• Dataset extract:

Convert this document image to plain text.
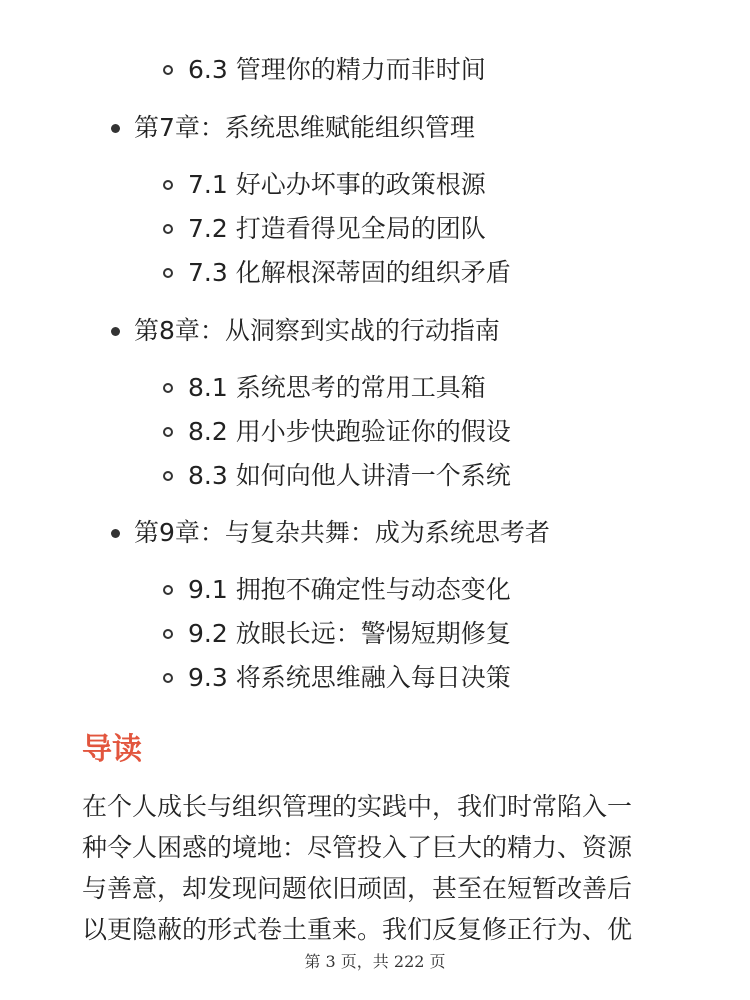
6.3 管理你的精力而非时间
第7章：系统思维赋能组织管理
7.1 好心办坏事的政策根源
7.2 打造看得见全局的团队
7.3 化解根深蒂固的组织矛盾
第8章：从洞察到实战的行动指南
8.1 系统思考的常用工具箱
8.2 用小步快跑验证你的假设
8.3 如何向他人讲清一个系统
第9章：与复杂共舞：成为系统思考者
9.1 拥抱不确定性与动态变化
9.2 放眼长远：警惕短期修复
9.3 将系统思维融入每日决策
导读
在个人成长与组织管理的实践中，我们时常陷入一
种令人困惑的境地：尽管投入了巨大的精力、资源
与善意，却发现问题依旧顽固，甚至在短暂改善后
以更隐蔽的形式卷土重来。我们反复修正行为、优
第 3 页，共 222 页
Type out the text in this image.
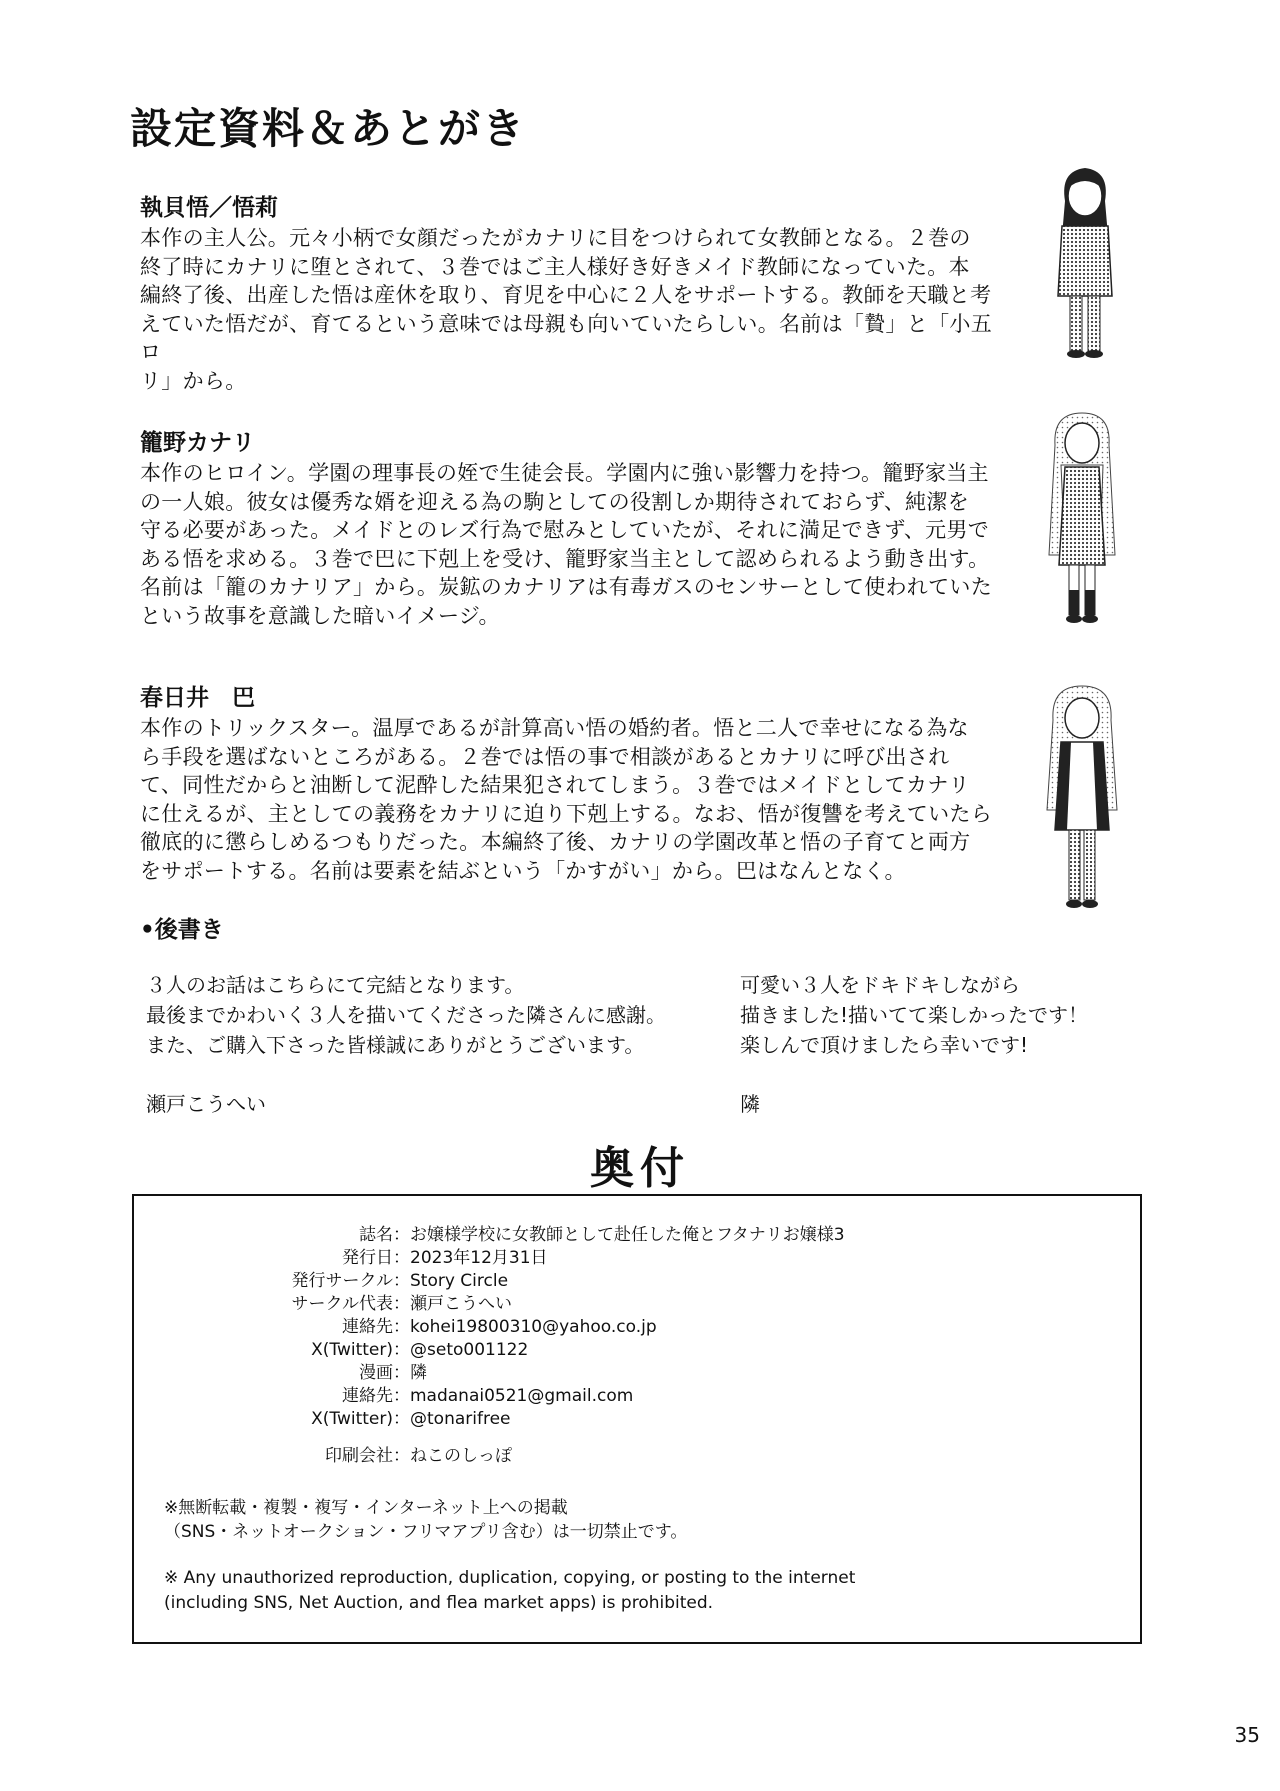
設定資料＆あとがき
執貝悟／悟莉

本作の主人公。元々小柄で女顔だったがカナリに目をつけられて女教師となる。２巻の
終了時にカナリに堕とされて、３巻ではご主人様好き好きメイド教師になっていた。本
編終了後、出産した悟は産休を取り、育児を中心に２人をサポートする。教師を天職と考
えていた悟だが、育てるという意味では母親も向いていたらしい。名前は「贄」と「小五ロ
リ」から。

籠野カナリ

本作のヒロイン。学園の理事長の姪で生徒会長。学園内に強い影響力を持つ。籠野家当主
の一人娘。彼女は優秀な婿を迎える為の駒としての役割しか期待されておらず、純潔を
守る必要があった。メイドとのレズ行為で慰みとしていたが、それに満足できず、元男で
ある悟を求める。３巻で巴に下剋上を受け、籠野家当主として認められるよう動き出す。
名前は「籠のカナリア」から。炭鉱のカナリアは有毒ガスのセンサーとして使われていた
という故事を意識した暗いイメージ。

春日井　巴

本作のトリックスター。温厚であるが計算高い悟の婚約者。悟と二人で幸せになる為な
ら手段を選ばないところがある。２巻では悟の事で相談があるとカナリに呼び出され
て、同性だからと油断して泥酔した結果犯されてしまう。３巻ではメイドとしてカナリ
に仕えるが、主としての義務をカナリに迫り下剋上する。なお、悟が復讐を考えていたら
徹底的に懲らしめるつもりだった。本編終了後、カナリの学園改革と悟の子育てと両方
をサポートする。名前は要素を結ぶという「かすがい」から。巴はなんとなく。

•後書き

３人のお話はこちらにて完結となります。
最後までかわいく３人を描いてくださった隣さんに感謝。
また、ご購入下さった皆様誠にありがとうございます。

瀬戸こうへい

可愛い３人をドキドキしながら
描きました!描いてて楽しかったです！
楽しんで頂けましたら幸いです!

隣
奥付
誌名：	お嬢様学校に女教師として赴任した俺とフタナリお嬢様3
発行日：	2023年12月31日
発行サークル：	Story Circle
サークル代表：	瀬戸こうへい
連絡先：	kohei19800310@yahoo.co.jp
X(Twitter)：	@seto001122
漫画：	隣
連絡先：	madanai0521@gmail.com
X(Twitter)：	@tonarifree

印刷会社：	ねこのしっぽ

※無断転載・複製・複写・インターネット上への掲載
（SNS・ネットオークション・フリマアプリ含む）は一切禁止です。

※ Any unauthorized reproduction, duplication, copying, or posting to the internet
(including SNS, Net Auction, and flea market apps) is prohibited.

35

• What you will do:
Begin with the line that contains "Type out the text in this image." and copy every line through the end of the listing, exactly as written, both ends included. Pictures are not part of the copy.

• Result of this task:
Type out the text in this image.
設定資料＆あとがき
執貝悟／悟莉

本作の主人公。元々小柄で女顔だったがカナリに目をつけられて女教師となる。２巻の
終了時にカナリに堕とされて、３巻ではご主人様好き好きメイド教師になっていた。本
編終了後、出産した悟は産休を取り、育児を中心に２人をサポートする。教師を天職と考
えていた悟だが、育てるという意味では母親も向いていたらしい。名前は「贄」と「小五ロ
リ」から。

籠野カナリ

本作のヒロイン。学園の理事長の姪で生徒会長。学園内に強い影響力を持つ。籠野家当主
の一人娘。彼女は優秀な婿を迎える為の駒としての役割しか期待されておらず、純潔を
守る必要があった。メイドとのレズ行為で慰みとしていたが、それに満足できず、元男で
ある悟を求める。３巻で巴に下剋上を受け、籠野家当主として認められるよう動き出す。
名前は「籠のカナリア」から。炭鉱のカナリアは有毒ガスのセンサーとして使われていた
という故事を意識した暗いイメージ。

春日井　巴

本作のトリックスター。温厚であるが計算高い悟の婚約者。悟と二人で幸せになる為な
ら手段を選ばないところがある。２巻では悟の事で相談があるとカナリに呼び出され
て、同性だからと油断して泥酔した結果犯されてしまう。３巻ではメイドとしてカナリ
に仕えるが、主としての義務をカナリに迫り下剋上する。なお、悟が復讐を考えていたら
徹底的に懲らしめるつもりだった。本編終了後、カナリの学園改革と悟の子育てと両方
をサポートする。名前は要素を結ぶという「かすがい」から。巴はなんとなく。

•後書き

３人のお話はこちらにて完結となります。
最後までかわいく３人を描いてくださった隣さんに感謝。
また、ご購入下さった皆様誠にありがとうございます。

瀬戸こうへい

可愛い３人をドキドキしながら
描きました!描いてて楽しかったです！
楽しんで頂けましたら幸いです!

隣
奥付
誌名：	お嬢様学校に女教師として赴任した俺とフタナリお嬢様3
発行日：	2023年12月31日
発行サークル：	Story Circle
サークル代表：	瀬戸こうへい
連絡先：	kohei19800310@yahoo.co.jp
X(Twitter)：	@seto001122
漫画：	隣
連絡先：	madanai0521@gmail.com
X(Twitter)：	@tonarifree

印刷会社：	ねこのしっぽ

※無断転載・複製・複写・インターネット上への掲載
（SNS・ネットオークション・フリマアプリ含む）は一切禁止です。

※ Any unauthorized reproduction, duplication, copying, or posting to the internet
(including SNS, Net Auction, and flea market apps) is prohibited.

35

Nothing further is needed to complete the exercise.